* [REQUIRED WORK]: Report only the number of lines in this material that include the string "trésorier".

* [EXERCISE INPUTS]:
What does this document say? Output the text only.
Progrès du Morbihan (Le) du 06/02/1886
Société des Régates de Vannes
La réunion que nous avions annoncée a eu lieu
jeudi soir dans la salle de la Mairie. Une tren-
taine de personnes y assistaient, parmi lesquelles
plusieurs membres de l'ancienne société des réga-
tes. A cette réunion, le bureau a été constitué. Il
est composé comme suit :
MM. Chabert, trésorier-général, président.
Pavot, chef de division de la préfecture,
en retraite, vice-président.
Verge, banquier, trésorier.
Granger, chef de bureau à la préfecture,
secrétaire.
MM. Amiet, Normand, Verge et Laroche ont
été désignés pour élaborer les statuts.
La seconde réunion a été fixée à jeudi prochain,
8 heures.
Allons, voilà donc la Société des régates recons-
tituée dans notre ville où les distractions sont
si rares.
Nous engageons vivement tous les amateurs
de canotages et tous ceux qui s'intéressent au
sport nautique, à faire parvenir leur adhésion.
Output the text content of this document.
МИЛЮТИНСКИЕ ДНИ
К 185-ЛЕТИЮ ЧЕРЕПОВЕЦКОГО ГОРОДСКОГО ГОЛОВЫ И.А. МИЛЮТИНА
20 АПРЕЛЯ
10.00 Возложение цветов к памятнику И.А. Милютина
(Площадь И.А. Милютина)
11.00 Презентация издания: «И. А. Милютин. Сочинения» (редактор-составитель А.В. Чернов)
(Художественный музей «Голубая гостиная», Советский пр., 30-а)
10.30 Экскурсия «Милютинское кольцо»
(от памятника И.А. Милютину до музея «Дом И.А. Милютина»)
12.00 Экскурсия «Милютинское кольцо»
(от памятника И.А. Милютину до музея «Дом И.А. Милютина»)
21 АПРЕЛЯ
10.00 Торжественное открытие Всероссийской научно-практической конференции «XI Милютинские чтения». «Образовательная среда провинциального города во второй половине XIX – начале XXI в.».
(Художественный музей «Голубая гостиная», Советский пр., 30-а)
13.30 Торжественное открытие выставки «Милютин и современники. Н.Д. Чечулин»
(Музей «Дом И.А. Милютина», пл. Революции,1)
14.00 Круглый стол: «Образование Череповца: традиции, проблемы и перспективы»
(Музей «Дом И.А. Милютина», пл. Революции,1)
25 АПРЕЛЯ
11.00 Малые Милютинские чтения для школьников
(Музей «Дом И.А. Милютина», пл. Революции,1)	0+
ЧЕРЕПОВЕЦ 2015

---

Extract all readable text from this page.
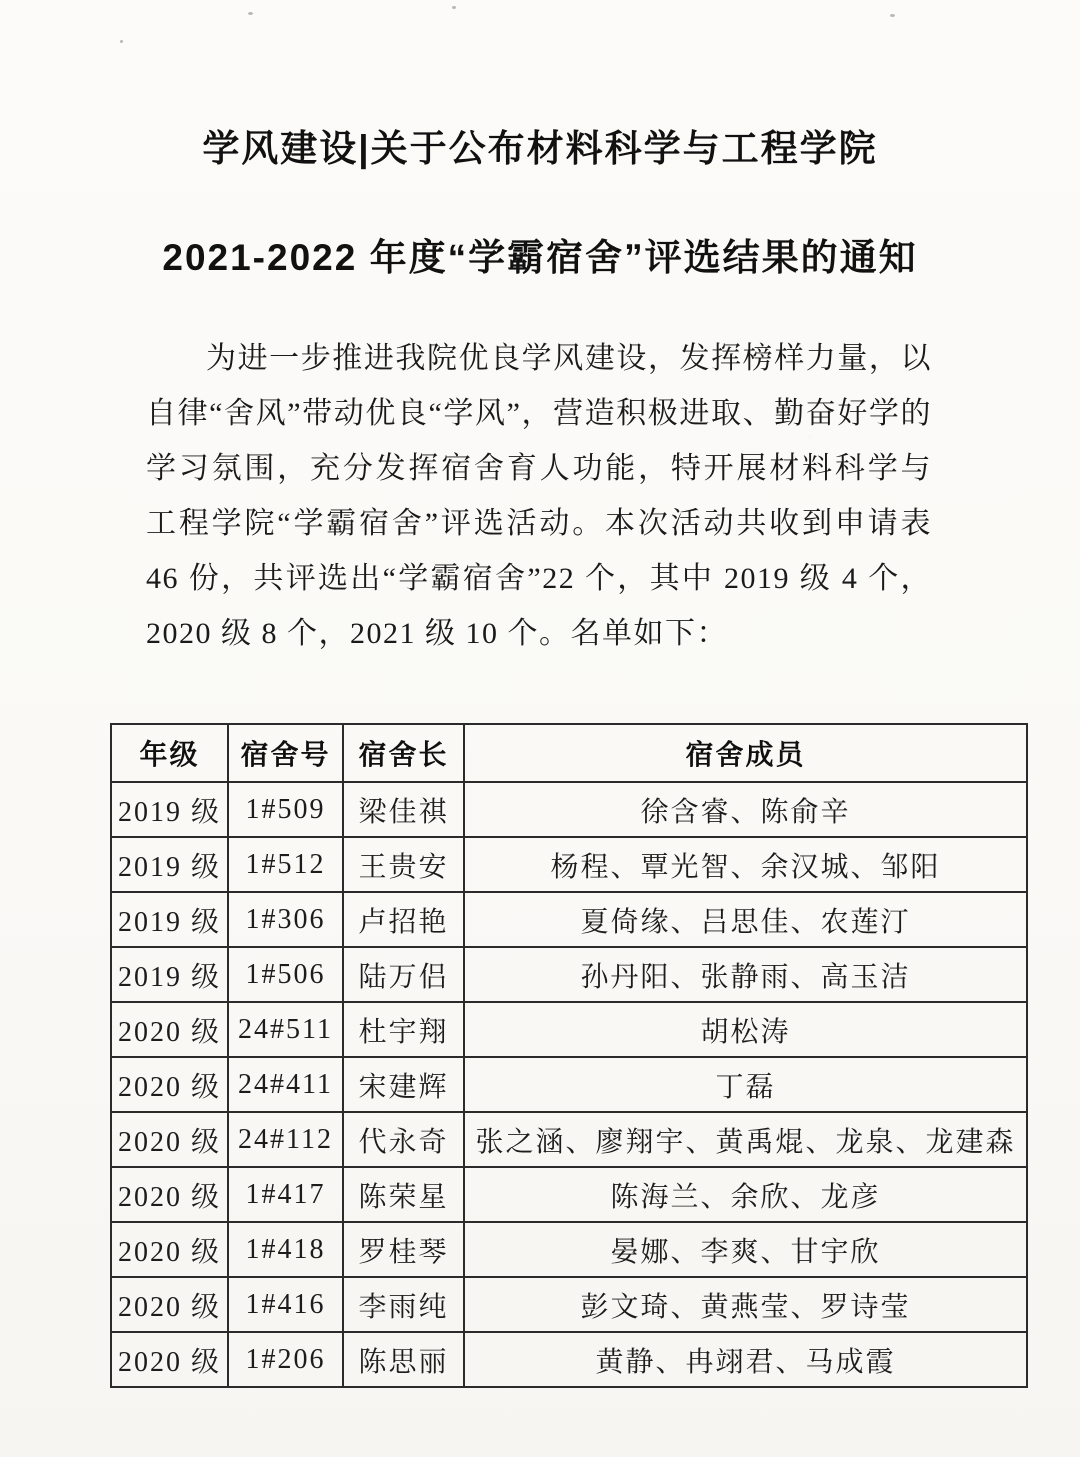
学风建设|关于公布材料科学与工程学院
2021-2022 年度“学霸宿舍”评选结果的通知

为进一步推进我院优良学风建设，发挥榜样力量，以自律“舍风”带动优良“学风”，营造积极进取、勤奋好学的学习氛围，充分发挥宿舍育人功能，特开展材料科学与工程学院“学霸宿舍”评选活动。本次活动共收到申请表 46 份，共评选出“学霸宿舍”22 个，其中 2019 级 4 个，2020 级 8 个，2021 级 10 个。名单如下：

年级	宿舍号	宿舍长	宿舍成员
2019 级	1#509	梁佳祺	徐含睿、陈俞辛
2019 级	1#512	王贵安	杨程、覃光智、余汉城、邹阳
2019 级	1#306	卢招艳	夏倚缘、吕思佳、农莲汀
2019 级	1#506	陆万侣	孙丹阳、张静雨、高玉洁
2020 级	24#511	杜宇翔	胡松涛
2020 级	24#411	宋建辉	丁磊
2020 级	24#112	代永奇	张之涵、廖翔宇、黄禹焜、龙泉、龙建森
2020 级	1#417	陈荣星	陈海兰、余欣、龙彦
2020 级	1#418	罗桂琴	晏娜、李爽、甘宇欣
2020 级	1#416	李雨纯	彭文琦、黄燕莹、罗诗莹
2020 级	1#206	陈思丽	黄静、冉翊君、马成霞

* [THE SOLUTION]: 2